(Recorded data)

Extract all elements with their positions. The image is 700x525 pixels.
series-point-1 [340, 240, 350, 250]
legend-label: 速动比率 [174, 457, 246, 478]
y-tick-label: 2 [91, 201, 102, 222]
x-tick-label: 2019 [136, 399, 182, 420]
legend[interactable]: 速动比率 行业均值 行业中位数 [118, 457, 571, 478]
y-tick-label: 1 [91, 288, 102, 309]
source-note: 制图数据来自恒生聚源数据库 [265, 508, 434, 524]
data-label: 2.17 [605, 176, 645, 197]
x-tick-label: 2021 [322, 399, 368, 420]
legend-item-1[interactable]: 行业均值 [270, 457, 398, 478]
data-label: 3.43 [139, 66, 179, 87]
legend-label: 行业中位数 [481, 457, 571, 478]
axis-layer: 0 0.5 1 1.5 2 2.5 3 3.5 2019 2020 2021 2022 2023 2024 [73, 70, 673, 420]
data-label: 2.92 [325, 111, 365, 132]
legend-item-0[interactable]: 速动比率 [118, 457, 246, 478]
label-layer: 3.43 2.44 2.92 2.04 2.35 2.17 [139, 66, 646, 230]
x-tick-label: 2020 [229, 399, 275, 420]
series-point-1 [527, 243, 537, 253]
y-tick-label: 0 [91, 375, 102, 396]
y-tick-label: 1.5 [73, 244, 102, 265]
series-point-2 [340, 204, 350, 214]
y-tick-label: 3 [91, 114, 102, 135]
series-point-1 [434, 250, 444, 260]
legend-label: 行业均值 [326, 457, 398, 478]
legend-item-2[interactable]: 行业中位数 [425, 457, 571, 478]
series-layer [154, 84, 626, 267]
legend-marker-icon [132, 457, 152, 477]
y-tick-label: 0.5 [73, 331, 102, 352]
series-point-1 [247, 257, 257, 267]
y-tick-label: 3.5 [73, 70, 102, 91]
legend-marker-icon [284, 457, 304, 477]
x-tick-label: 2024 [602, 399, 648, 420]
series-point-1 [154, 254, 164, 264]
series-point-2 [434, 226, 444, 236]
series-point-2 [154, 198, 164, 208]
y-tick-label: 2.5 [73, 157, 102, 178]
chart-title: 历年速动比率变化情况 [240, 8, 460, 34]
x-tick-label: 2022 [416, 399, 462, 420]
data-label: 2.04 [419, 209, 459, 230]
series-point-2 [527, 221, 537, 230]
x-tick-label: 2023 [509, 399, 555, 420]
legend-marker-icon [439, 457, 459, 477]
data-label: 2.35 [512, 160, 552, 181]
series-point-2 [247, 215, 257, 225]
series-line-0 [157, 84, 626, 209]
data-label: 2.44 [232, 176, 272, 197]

TASK INSTRUCTIONS:
Output the listing as a numbered list, from its first line through the line that contains "data-label: 2.17 [605, 176, 645, 197]", with both ends included. Leave out any blank lines.

FULL SOLUTION:
1. Extract all elements with their positions. The image is 700x525 pixels.
2. series-point-1 [340, 240, 350, 250]
3. legend-label: 速动比率 [174, 457, 246, 478]
4. y-tick-label: 2 [91, 201, 102, 222]
5. x-tick-label: 2019 [136, 399, 182, 420]
6. legend[interactable]: 速动比率 行业均值 行业中位数 [118, 457, 571, 478]
7. y-tick-label: 1 [91, 288, 102, 309]
8. source-note: 制图数据来自恒生聚源数据库 [265, 508, 434, 524]
9. data-label: 2.17 [605, 176, 645, 197]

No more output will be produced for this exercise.